* Stated exercise *
Gather, from the data below, each line in which the word "this" occurs.

* * *

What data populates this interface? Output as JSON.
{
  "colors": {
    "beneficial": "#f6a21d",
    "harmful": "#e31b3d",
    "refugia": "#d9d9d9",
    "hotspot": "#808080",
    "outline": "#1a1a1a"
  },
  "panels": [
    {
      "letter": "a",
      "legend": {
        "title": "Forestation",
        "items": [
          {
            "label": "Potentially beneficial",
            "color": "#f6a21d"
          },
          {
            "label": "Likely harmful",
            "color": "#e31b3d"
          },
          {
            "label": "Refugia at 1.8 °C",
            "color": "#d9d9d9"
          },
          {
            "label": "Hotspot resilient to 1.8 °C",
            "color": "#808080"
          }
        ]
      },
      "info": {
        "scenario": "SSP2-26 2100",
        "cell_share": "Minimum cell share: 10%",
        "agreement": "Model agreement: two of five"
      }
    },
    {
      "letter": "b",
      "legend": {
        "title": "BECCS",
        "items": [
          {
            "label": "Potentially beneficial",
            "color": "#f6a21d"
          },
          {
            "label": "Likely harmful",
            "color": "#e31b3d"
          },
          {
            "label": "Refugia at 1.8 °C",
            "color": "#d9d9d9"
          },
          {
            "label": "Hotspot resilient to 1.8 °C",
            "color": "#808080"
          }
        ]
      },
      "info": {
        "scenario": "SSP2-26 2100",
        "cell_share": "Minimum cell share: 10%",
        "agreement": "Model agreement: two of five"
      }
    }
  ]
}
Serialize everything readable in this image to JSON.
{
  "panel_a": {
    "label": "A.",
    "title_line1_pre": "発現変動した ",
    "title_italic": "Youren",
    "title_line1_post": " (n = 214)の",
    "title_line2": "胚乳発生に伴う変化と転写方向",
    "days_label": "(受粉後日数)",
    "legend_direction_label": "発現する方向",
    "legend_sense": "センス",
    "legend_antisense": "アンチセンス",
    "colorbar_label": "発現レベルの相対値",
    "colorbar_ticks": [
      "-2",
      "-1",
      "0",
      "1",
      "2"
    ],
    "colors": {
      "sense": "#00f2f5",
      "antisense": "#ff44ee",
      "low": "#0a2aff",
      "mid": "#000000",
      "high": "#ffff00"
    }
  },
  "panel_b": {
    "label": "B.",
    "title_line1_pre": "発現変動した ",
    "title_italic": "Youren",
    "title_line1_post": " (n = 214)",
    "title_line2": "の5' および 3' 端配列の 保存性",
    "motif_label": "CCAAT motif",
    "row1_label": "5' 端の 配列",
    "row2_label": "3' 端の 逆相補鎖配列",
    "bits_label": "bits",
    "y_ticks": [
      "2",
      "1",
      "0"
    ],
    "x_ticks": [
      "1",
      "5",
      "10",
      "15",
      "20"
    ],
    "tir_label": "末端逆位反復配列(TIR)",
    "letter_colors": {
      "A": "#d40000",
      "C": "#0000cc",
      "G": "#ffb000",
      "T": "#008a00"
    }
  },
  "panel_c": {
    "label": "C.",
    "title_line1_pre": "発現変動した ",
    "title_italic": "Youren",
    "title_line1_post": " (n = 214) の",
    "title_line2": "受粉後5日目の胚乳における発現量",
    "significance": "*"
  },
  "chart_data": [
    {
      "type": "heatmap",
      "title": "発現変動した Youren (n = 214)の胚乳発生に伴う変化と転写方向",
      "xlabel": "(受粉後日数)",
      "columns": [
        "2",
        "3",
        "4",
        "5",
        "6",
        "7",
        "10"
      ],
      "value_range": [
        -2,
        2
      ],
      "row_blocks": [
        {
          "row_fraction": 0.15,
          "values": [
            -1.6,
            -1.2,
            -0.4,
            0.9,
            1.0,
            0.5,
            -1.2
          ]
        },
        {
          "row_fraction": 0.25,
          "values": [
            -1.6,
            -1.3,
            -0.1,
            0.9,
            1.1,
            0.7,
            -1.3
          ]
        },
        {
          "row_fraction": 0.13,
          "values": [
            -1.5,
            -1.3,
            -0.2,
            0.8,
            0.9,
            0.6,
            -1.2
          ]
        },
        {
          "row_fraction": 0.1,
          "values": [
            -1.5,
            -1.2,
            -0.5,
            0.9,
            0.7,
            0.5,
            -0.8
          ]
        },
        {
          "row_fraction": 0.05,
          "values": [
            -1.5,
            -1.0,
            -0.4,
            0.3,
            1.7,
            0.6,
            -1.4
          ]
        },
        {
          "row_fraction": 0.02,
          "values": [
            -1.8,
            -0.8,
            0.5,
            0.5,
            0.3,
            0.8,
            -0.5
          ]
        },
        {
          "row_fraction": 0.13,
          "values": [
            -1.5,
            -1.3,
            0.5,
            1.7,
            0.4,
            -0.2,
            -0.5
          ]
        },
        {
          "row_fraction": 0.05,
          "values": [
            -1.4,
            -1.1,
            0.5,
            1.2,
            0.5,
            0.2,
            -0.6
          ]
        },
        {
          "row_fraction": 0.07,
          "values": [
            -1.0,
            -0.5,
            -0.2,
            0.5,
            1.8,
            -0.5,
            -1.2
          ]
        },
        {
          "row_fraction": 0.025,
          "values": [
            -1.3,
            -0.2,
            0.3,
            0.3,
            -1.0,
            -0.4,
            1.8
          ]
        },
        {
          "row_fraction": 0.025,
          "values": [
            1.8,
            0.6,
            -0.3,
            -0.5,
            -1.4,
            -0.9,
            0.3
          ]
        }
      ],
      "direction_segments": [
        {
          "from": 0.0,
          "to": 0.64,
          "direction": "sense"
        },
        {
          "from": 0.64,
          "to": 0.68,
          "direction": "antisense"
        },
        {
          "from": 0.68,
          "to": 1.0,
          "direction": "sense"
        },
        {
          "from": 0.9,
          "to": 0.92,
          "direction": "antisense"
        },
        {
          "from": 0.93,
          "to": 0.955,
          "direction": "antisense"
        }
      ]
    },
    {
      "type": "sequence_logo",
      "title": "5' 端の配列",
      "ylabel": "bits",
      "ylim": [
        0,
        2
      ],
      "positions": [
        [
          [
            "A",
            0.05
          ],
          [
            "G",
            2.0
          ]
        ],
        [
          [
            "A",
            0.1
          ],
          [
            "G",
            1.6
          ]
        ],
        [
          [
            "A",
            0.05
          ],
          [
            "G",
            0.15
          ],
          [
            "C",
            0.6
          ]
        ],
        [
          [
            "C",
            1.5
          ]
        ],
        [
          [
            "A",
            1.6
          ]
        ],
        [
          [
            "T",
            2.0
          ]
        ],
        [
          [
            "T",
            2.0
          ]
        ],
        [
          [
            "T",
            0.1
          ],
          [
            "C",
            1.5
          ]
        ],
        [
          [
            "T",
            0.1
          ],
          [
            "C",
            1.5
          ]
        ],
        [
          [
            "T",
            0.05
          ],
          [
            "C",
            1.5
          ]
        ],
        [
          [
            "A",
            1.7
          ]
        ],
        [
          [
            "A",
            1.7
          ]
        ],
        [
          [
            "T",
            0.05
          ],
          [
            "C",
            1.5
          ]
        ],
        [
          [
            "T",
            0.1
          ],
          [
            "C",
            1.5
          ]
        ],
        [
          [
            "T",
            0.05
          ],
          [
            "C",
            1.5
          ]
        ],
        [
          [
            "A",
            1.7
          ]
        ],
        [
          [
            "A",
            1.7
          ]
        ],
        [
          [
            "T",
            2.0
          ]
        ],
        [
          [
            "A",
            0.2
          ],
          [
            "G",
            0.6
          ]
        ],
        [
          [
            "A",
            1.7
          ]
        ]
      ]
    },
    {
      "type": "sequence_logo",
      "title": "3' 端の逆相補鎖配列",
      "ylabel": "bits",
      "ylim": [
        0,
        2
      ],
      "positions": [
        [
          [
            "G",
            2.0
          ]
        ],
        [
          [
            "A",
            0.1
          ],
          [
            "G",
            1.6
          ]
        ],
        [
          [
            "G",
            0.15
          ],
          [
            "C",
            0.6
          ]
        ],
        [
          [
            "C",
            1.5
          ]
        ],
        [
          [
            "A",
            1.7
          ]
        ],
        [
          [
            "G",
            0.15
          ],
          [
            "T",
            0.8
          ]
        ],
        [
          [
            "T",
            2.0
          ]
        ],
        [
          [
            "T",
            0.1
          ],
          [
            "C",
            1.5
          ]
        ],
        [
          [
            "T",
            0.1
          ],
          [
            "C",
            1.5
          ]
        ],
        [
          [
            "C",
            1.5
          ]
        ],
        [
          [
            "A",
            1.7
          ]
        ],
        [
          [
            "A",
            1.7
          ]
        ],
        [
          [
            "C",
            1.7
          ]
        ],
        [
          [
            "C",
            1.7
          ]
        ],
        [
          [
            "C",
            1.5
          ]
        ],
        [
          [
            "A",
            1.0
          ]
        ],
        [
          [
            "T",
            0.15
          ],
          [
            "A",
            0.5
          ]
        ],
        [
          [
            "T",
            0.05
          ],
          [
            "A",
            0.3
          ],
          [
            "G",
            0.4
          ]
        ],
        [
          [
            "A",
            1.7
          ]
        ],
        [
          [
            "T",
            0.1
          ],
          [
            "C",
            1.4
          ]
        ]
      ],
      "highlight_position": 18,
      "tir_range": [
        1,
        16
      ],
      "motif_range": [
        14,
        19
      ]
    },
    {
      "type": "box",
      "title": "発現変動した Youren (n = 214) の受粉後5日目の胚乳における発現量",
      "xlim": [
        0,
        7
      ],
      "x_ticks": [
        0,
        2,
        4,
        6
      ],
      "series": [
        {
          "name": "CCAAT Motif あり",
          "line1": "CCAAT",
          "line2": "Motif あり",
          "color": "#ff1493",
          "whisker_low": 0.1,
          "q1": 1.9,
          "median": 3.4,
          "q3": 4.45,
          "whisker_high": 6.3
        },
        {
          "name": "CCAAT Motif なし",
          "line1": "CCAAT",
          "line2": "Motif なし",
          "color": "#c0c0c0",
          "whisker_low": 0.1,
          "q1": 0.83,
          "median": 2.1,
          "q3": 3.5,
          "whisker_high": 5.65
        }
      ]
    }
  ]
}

* * *

* Exercise output *
What data populates this interface? Output as JSON.
Serialize everything readable in this image to JSON.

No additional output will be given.